Written instruction
Tally up the lines where the string "CBOT" appears; reply with the number only.

───

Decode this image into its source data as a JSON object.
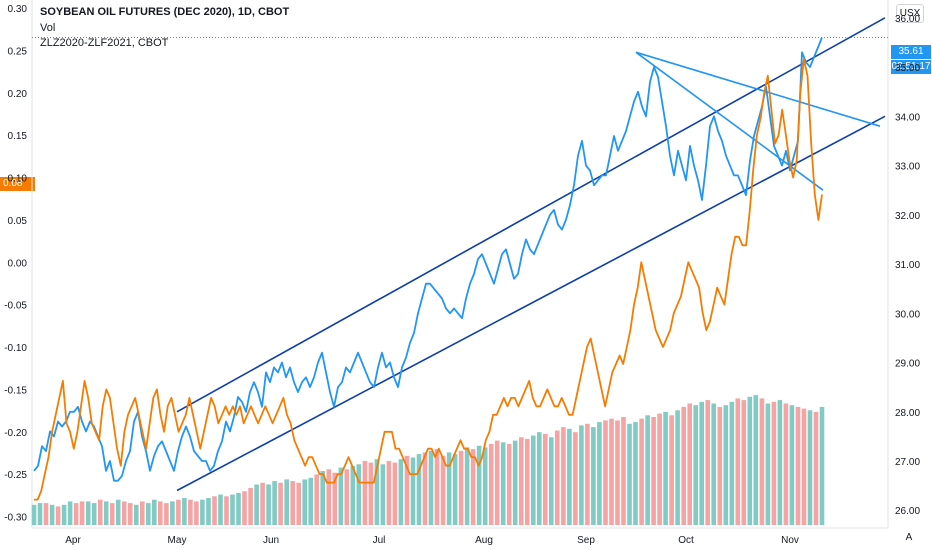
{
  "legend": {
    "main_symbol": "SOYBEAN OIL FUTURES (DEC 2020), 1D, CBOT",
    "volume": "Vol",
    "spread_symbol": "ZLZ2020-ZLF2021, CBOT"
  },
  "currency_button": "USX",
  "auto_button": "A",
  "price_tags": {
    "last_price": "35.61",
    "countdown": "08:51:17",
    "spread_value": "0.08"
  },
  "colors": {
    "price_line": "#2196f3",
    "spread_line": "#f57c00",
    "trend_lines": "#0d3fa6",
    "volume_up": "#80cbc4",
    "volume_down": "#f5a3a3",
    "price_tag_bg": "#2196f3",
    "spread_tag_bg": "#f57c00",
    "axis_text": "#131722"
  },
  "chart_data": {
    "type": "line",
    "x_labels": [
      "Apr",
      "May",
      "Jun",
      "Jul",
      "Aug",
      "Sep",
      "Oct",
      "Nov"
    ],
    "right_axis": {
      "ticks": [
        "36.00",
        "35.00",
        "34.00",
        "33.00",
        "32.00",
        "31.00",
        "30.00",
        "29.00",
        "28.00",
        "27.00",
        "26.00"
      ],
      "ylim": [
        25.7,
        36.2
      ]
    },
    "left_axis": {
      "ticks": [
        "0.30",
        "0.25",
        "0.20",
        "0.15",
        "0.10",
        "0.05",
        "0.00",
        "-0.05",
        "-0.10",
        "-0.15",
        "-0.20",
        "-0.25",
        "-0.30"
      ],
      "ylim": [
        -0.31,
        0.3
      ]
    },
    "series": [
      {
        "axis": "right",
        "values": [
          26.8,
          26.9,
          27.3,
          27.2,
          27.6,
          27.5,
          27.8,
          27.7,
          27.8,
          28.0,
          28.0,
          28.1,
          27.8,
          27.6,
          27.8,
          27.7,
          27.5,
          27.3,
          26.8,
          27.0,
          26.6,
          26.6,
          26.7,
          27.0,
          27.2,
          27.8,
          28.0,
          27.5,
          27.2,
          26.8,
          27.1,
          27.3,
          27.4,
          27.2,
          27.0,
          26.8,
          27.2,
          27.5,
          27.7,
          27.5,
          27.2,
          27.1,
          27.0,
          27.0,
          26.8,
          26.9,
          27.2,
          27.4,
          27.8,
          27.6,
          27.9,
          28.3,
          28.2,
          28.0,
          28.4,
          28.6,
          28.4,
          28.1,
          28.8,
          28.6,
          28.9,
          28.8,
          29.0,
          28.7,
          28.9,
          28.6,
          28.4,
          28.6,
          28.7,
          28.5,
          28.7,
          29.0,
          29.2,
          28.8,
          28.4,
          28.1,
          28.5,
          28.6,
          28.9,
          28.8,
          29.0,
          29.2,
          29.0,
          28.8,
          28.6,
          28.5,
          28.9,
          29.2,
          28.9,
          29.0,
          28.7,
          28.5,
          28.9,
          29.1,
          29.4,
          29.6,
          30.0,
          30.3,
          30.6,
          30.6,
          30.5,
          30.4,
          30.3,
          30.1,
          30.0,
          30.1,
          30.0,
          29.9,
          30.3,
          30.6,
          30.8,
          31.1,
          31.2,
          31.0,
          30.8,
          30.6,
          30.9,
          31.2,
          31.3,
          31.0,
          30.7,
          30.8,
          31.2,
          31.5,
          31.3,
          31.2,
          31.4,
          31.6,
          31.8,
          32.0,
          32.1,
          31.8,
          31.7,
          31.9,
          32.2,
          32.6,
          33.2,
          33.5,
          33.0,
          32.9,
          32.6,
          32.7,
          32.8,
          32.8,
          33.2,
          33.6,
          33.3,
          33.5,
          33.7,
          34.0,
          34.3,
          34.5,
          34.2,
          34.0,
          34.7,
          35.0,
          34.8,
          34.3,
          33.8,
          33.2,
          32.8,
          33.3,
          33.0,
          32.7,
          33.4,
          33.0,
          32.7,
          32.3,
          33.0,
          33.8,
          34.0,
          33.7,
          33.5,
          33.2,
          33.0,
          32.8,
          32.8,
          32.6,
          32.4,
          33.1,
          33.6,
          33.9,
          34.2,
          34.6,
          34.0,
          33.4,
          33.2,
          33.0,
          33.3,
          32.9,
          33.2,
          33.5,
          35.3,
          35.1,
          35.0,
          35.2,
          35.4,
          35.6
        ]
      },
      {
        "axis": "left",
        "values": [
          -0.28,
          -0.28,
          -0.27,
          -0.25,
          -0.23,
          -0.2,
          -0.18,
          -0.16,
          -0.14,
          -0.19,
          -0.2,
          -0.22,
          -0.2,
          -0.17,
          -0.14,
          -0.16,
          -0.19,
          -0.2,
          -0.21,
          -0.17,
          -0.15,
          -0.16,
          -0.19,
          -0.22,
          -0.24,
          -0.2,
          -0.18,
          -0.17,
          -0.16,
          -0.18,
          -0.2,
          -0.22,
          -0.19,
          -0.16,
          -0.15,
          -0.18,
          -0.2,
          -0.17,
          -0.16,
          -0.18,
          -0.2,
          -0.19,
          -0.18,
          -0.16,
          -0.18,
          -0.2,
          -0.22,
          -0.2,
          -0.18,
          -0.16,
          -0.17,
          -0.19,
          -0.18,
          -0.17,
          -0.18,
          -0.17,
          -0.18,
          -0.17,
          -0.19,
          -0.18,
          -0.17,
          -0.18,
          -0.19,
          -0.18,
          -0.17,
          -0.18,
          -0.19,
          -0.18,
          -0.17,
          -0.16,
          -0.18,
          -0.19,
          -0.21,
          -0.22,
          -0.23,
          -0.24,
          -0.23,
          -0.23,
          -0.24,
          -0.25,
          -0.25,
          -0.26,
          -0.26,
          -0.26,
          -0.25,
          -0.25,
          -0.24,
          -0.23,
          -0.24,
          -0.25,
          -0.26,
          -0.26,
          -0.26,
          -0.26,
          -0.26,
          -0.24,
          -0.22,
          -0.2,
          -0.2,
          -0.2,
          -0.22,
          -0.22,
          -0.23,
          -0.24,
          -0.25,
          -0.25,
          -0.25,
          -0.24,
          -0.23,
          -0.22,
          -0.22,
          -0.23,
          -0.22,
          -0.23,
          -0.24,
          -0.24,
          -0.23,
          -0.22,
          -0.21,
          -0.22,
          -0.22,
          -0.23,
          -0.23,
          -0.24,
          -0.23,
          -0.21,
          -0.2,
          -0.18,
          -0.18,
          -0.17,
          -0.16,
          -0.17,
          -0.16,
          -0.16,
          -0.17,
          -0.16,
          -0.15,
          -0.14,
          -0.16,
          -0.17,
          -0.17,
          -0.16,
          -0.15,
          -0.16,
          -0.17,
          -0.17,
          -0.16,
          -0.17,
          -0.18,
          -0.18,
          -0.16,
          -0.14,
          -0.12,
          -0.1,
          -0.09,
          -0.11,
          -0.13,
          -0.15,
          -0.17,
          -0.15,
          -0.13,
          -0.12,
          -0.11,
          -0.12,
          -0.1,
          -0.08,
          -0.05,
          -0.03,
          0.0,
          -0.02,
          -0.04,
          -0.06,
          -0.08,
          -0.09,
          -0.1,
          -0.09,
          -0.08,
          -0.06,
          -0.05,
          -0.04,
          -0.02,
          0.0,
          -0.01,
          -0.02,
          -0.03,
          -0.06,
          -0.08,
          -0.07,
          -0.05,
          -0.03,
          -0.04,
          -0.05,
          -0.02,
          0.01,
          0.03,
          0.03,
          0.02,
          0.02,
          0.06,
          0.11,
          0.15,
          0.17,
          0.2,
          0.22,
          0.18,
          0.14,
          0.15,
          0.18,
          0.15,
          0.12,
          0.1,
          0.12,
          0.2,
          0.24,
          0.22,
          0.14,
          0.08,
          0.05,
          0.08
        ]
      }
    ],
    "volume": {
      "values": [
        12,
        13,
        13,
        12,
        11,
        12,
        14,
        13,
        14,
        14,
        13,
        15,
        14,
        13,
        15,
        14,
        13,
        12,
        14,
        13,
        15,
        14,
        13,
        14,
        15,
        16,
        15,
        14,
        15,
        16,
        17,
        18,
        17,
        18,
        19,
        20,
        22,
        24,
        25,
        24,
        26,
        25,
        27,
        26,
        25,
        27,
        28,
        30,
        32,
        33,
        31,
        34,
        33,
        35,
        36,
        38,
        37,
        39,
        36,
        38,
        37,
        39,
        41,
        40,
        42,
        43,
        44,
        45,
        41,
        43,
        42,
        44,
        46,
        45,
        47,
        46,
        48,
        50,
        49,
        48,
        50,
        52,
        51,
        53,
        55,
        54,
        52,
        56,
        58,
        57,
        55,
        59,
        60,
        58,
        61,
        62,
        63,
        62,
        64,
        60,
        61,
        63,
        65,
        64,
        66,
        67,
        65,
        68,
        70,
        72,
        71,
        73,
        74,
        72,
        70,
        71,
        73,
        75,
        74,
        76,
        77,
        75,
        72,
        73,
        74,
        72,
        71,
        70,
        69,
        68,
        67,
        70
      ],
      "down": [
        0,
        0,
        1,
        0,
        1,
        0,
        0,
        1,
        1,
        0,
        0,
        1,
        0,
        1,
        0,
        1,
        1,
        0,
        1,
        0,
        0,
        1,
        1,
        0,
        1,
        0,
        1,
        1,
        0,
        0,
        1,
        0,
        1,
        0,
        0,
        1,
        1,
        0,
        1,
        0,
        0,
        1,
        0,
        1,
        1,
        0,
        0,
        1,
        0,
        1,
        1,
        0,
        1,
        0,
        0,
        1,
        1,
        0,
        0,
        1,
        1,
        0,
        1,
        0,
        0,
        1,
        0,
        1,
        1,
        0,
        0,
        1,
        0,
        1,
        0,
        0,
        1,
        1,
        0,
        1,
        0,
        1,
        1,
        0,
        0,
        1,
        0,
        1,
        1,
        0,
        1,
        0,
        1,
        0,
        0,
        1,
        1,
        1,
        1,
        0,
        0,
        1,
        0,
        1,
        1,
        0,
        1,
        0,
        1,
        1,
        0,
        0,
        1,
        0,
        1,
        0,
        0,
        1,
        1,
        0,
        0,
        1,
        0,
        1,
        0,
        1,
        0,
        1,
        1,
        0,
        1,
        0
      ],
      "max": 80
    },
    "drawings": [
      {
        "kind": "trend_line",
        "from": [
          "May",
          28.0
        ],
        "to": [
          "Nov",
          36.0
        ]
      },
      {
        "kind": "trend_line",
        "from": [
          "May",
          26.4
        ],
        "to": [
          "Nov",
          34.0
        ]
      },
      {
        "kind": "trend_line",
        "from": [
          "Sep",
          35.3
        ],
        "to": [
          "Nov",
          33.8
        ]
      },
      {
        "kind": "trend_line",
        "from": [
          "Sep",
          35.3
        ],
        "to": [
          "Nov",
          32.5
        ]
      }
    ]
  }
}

───

Task solution
2